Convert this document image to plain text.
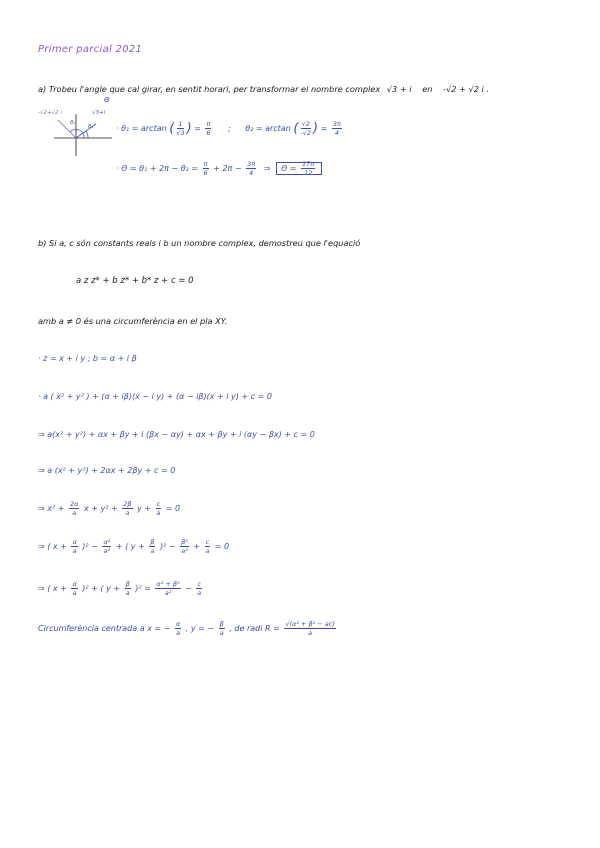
Primer parcial 2021
a) Trobeu l'angle que cal girar, en sentit horari, per transformar el nombre complex √3 + i en -√2 + √2 i .
Θ
-√2+√2 i	√3+i
θ₂
θ₁	· θ₁ = arctan ( $\frac{1}{√3}$ ) = $\frac{\pi}{6}$ ; θ₂ = arctan ( $\frac{√2}{-√2}$ ) = $\frac{3\pi}{4}$
· $\Theta = \theta_1 + 2\pi - \theta_2 = \frac{\pi}{6} + 2\pi - \frac{3\pi}{4}$ ⇒ $\Theta = \frac{17\pi}{12}$
b) Si a, c són constants reals i b un nombre complex, demostreu que l'equació
a z z* + b z* + b* z + c = 0
amb a ≠ 0 és una circumferència en el pla XY.
· z = x + i y ; b = α + i β
· a ( x² + y² ) + (α + iβ)(x − i y) + (α − iβ)(x + i y) + c = 0
⇒ a(x² + y²) + αx + βy + i (βx − αy) + αx + βy + i (αy − βx) + c = 0
⇒ a (x² + y²) + 2αx + 2βy + c = 0
⇒ $x^2 + \frac{2\alpha}{a}$ $x + y^2 + \frac{2\beta}{a}$ $y + \frac{c}{a} = 0$
⇒ ( $x + \frac{\alpha}{a} )^2 - \frac{\text{α²}}{\text{a²}}$ + ( $y + \frac{\beta}{a} )^2 - \frac{\text{β²}}{\text{a²}} + \frac{c}{a} = 0$
⇒ ( $x + \frac{\alpha}{a} )^2$ + ( $y + \frac{\beta}{a} )^2 = \frac{\text{α² + β²}}{\text{a²}} - \frac{c}{a}$
Circumferència centrada a x = − $\frac{\alpha}{a}$ , y = − $\frac{\beta}{a}$ , de radi $R = \frac{\text{√(α² + β² − ac)}}{a}$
_ _ _ _ _ _ _
From the data, list each line in which the string "alpha" appears.

**Solution**
⇒ $x^2 + \frac{2\alpha}{a}$ $x + y^2 + \frac{2\beta}{a}$ $y + \frac{c}{a} = 0$
⇒ ( $x + \frac{\alpha}{a} )^2 - \frac{\text{α²}}{\text{a²}}$ + ( $y + \frac{\beta}{a} )^2 - \frac{\text{β²}}{\text{a²}} + \frac{c}{a} = 0$
⇒ ( $x + \frac{\alpha}{a} )^2$ + ( $y + \frac{\beta}{a} )^2 = \frac{\text{α² + β²}}{\text{a²}} - \frac{c}{a}$
Circumferència centrada a x = − $\frac{\alpha}{a}$ , y = − $\frac{\beta}{a}$ , de radi $R = \frac{\text{√(α² + β² − ac)}}{a}$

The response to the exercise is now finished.